YOUR OBJECTIVE: Find the lines below that contain the string "source". Copy each one.

Start EXTRACTED INFORMATION

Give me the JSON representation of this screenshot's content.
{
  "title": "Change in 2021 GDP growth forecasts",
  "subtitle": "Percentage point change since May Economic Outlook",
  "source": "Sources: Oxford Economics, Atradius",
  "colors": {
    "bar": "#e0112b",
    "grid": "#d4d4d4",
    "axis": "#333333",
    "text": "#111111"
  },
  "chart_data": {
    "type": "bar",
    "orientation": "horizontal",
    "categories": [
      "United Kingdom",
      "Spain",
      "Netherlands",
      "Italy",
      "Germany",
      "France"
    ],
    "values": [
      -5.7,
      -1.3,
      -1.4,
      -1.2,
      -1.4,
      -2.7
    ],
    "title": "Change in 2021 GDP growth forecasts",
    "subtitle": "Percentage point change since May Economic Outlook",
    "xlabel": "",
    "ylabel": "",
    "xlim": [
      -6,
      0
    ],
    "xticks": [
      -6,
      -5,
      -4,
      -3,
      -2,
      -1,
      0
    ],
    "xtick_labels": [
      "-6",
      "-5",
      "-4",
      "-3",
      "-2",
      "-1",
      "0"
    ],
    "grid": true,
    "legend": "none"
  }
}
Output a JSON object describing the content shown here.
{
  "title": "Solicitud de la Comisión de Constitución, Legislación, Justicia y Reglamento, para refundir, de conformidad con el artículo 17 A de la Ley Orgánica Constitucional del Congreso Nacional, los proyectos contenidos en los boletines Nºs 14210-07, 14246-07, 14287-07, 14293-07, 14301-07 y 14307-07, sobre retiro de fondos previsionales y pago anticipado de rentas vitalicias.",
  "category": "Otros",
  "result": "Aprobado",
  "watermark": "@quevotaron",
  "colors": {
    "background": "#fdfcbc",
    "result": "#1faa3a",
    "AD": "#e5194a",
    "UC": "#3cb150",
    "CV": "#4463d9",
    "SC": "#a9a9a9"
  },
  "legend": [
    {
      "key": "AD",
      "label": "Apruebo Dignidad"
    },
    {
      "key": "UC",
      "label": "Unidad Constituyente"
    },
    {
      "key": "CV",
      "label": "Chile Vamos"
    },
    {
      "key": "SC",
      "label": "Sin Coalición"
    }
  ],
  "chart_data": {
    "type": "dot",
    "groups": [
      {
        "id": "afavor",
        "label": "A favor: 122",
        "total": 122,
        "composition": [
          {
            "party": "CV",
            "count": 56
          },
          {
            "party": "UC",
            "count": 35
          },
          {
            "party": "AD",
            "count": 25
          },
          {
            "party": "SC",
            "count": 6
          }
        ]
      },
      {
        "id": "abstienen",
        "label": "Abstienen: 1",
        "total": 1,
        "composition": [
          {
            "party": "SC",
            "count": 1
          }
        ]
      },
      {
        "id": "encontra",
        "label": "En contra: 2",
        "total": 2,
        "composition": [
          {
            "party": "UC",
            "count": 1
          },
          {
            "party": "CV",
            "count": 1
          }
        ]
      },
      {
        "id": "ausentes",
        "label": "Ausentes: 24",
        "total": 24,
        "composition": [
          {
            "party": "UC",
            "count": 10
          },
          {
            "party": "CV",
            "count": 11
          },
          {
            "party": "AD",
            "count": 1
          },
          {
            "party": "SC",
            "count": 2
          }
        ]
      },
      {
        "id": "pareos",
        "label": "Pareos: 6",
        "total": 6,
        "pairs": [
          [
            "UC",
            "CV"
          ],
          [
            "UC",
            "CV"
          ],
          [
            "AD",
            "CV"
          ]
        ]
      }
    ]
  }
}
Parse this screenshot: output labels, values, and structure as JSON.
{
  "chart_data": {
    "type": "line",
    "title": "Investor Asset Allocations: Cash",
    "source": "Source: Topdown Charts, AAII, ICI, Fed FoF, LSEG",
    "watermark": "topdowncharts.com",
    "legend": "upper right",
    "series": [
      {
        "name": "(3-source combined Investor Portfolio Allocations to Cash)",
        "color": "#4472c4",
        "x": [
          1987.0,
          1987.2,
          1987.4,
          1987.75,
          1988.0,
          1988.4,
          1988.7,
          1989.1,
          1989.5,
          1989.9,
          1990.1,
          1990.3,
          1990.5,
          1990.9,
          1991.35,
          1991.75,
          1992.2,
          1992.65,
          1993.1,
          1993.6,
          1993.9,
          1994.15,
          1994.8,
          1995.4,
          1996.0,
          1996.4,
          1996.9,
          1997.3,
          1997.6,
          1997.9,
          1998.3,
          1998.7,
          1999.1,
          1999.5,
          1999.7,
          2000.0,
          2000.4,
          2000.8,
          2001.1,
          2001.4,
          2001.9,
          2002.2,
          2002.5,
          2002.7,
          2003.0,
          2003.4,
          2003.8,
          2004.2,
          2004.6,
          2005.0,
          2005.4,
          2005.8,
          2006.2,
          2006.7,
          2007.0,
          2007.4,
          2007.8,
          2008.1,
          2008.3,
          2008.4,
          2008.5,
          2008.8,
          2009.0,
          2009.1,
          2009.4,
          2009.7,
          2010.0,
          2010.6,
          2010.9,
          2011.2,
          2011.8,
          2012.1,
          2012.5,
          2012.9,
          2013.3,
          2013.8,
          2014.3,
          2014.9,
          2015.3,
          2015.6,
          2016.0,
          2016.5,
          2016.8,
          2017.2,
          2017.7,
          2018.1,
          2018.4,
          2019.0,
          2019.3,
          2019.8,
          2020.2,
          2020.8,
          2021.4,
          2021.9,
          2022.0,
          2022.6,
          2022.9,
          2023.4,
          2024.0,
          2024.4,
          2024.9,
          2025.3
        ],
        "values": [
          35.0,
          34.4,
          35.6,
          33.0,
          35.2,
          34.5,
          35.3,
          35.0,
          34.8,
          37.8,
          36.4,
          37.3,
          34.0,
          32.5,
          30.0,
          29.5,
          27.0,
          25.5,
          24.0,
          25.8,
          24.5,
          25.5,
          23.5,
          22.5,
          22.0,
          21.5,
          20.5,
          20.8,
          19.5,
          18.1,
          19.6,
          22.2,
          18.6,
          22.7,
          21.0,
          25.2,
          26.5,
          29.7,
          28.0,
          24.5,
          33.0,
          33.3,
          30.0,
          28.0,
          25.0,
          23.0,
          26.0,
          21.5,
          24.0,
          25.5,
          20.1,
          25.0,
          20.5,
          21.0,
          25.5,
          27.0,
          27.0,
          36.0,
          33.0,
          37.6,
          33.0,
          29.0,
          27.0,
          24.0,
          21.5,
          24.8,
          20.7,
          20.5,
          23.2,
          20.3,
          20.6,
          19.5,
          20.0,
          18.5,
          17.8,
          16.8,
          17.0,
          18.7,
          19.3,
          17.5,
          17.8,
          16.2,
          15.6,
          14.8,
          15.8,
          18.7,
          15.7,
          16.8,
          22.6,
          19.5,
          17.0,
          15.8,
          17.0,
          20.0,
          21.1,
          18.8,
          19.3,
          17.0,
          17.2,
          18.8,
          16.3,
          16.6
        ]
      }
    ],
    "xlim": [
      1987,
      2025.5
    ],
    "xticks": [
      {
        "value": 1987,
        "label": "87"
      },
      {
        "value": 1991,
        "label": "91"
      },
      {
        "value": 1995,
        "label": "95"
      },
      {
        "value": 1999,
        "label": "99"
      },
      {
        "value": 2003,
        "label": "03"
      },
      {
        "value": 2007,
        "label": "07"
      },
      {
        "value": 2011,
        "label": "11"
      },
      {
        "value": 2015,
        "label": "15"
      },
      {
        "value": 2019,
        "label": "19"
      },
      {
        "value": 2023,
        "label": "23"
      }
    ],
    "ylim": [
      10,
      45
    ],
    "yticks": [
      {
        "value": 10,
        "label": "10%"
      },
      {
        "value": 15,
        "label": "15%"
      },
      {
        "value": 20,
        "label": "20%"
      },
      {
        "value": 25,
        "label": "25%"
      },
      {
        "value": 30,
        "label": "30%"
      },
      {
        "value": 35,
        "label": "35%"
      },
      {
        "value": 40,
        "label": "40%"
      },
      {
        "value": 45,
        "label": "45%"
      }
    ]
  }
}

End EXTRACTED INFORMATION

WRITTEN ANSWER:
  "source": "Sources: Oxford Economics, Atradius",
    "source": "Source: Topdown Charts, AAII, ICI, Fed FoF, LSEG",
        "name": "(3-source combined Investor Portfolio Allocations to Cash)",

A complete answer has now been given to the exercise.